CHALLENGE
Give the number of lines that hold the string "Flytt". Nothing else is needed.

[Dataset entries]
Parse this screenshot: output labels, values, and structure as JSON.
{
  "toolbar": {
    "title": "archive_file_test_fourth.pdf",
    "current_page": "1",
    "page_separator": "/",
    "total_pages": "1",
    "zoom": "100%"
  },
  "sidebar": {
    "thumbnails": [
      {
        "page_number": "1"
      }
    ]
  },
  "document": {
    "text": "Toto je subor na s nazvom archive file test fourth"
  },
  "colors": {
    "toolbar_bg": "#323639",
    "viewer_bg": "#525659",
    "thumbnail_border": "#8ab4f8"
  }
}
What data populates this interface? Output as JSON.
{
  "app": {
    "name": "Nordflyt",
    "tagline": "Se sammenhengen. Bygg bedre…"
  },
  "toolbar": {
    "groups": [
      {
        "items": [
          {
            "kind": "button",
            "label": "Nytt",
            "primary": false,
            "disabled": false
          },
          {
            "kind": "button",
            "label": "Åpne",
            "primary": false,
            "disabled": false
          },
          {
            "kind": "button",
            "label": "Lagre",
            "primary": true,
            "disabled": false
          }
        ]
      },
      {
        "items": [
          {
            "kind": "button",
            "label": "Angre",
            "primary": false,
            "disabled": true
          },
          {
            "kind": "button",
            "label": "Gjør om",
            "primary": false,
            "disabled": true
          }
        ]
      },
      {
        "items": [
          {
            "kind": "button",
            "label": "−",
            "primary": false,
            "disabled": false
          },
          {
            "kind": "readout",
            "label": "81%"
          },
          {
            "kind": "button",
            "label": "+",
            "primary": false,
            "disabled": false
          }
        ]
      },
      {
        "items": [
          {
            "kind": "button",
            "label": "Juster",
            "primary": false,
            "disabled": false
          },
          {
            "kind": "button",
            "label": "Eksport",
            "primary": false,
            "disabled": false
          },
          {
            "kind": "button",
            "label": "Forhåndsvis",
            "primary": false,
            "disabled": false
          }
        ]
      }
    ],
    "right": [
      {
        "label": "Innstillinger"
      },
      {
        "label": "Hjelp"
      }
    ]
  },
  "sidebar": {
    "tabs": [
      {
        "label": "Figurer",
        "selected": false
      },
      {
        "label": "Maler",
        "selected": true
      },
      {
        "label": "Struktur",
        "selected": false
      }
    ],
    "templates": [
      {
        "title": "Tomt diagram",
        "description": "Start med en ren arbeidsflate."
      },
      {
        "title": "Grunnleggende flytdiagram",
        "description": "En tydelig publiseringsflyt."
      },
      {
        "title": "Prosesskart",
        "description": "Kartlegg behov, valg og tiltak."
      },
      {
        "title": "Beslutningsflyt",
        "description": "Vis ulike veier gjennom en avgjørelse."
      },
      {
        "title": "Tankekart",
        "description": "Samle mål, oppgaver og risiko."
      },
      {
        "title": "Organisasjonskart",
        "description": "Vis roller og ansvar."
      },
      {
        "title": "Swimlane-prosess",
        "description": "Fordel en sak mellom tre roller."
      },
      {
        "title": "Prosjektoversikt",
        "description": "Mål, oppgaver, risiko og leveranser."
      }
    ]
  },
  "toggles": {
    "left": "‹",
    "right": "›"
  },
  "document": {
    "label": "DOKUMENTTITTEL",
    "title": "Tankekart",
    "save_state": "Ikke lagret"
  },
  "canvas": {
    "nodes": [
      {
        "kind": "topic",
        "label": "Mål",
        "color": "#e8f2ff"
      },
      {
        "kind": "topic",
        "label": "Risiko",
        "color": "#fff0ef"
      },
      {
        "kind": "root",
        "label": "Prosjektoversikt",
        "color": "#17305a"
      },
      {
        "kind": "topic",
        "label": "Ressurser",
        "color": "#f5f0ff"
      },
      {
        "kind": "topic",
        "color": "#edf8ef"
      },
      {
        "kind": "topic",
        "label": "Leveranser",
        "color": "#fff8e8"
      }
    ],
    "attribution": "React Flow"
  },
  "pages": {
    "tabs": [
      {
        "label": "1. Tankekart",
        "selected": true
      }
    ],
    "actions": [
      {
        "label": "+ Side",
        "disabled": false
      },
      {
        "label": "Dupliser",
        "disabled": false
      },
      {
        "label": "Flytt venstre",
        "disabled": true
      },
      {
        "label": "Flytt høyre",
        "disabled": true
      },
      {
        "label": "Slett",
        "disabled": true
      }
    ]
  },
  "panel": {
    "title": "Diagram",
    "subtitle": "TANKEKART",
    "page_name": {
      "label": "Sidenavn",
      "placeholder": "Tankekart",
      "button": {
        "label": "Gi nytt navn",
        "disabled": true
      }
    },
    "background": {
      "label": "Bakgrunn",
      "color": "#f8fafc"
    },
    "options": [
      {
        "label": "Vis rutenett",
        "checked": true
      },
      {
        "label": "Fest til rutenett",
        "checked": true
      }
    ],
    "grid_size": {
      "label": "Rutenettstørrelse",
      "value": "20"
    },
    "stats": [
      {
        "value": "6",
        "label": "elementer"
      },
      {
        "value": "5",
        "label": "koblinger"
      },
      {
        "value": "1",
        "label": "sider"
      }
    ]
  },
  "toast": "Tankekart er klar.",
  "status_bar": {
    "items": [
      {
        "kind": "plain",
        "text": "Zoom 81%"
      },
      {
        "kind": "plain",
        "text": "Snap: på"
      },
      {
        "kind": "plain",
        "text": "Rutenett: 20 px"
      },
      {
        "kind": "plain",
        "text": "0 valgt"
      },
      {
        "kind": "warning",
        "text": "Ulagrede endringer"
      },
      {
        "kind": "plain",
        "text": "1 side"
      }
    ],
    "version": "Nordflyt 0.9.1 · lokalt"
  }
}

TASK ANSWER
2